• [Exercise material]
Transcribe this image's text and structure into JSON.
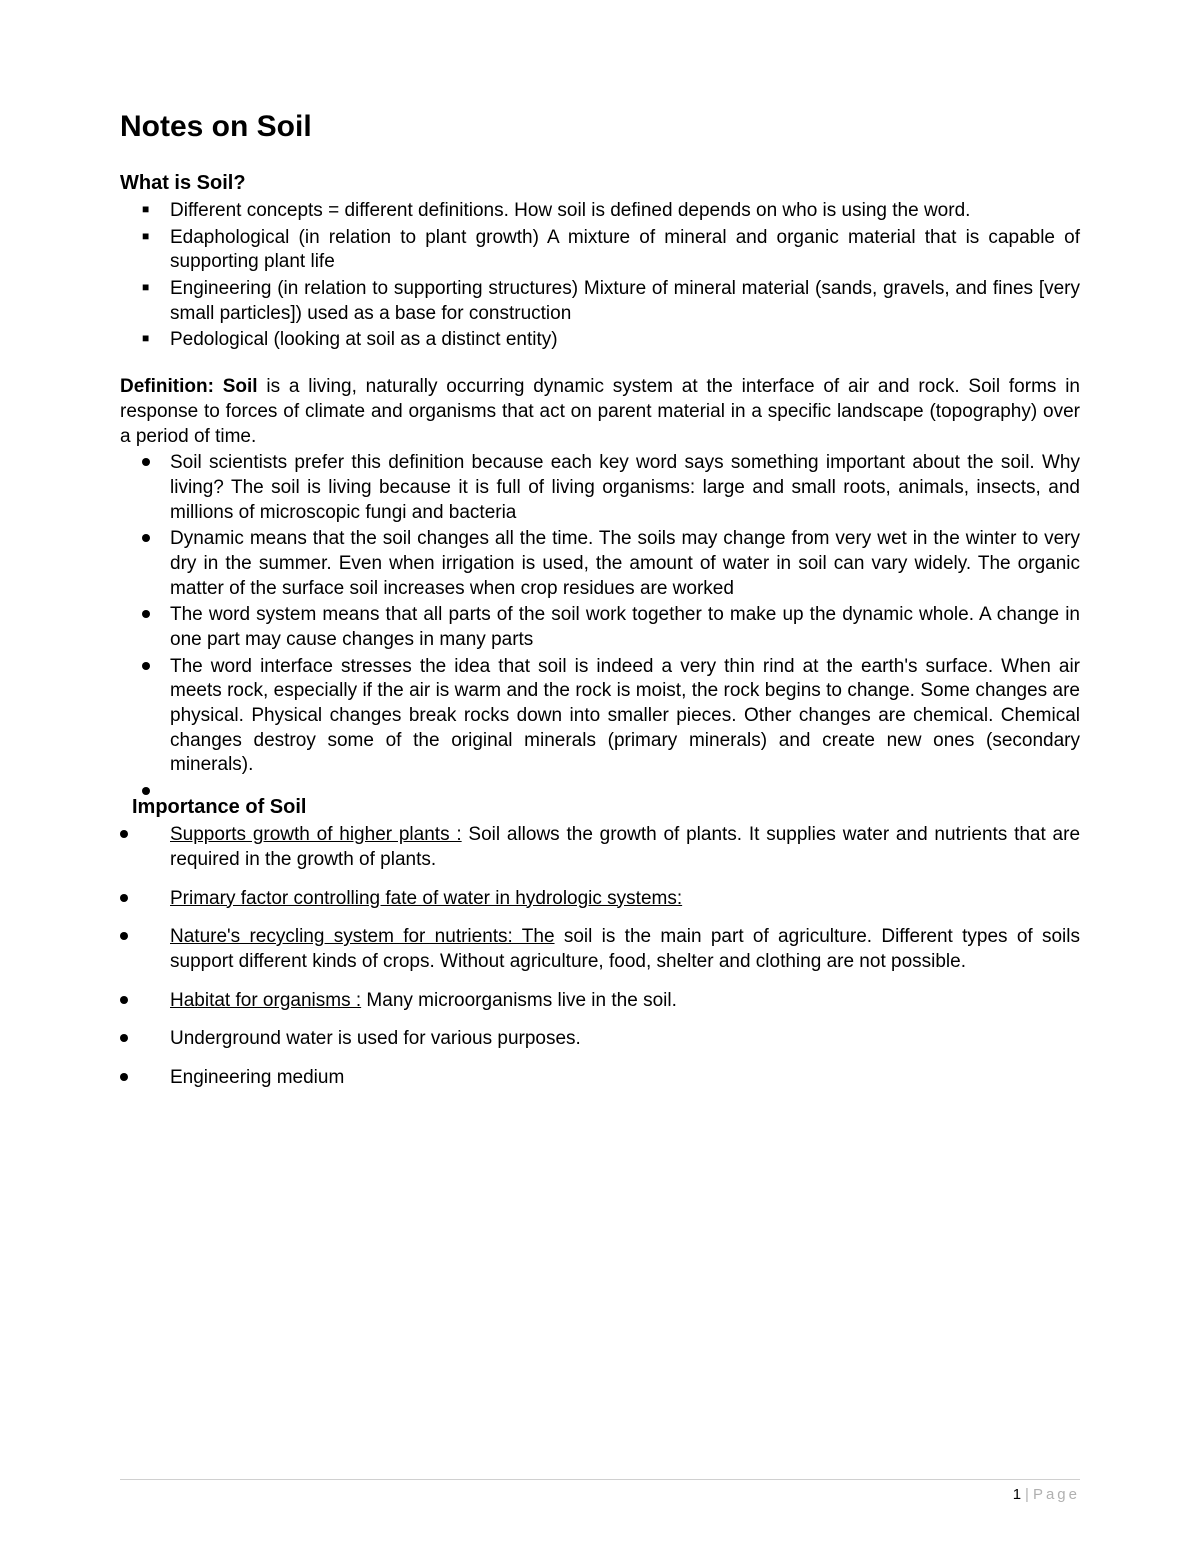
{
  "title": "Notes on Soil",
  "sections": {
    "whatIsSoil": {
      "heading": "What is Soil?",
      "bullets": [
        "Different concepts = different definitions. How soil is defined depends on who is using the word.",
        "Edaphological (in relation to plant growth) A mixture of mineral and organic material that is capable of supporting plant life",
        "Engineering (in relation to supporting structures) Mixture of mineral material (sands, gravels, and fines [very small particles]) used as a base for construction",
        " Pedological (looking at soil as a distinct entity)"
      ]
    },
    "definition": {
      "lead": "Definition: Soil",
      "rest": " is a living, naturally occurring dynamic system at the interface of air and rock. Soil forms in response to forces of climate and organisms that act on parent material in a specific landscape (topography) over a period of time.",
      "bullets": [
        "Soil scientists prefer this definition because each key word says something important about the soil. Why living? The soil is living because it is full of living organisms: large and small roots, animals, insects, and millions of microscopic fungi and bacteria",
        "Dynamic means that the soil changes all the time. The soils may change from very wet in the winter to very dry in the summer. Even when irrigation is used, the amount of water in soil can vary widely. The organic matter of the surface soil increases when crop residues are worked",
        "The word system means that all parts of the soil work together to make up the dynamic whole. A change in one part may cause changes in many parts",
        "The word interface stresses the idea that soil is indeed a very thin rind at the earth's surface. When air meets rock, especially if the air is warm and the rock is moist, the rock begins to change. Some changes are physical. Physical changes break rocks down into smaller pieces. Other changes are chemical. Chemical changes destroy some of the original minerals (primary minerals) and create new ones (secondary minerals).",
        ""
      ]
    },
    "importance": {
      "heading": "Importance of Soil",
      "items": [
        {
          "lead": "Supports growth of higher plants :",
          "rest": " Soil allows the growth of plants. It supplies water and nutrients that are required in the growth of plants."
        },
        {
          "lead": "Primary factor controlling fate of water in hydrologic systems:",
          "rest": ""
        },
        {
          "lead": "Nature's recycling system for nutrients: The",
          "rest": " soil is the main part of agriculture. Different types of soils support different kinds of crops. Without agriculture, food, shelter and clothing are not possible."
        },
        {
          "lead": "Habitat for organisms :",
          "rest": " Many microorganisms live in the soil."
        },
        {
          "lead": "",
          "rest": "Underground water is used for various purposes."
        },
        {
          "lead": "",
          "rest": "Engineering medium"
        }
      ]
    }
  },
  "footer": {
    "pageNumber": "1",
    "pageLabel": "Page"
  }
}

• [Problem description]
Leave nothing out but the pictures when transcribing the records.

• [Reply]
Transcribe this image's text and structure into JSON.
{
  "title": "Notes on Soil",
  "sections": {
    "whatIsSoil": {
      "heading": "What is Soil?",
      "bullets": [
        "Different concepts = different definitions. How soil is defined depends on who is using the word.",
        "Edaphological (in relation to plant growth) A mixture of mineral and organic material that is capable of supporting plant life",
        "Engineering (in relation to supporting structures) Mixture of mineral material (sands, gravels, and fines [very small particles]) used as a base for construction",
        " Pedological (looking at soil as a distinct entity)"
      ]
    },
    "definition": {
      "lead": "Definition: Soil",
      "rest": " is a living, naturally occurring dynamic system at the interface of air and rock. Soil forms in response to forces of climate and organisms that act on parent material in a specific landscape (topography) over a period of time.",
      "bullets": [
        "Soil scientists prefer this definition because each key word says something important about the soil. Why living? The soil is living because it is full of living organisms: large and small roots, animals, insects, and millions of microscopic fungi and bacteria",
        "Dynamic means that the soil changes all the time. The soils may change from very wet in the winter to very dry in the summer. Even when irrigation is used, the amount of water in soil can vary widely. The organic matter of the surface soil increases when crop residues are worked",
        "The word system means that all parts of the soil work together to make up the dynamic whole. A change in one part may cause changes in many parts",
        "The word interface stresses the idea that soil is indeed a very thin rind at the earth's surface. When air meets rock, especially if the air is warm and the rock is moist, the rock begins to change. Some changes are physical. Physical changes break rocks down into smaller pieces. Other changes are chemical. Chemical changes destroy some of the original minerals (primary minerals) and create new ones (secondary minerals).",
        ""
      ]
    },
    "importance": {
      "heading": "Importance of Soil",
      "items": [
        {
          "lead": "Supports growth of higher plants :",
          "rest": " Soil allows the growth of plants. It supplies water and nutrients that are required in the growth of plants."
        },
        {
          "lead": "Primary factor controlling fate of water in hydrologic systems:",
          "rest": ""
        },
        {
          "lead": "Nature's recycling system for nutrients: The",
          "rest": " soil is the main part of agriculture. Different types of soils support different kinds of crops. Without agriculture, food, shelter and clothing are not possible."
        },
        {
          "lead": "Habitat for organisms :",
          "rest": " Many microorganisms live in the soil."
        },
        {
          "lead": "",
          "rest": "Underground water is used for various purposes."
        },
        {
          "lead": "",
          "rest": "Engineering medium"
        }
      ]
    }
  },
  "footer": {
    "pageNumber": "1",
    "pageLabel": "Page"
  }
}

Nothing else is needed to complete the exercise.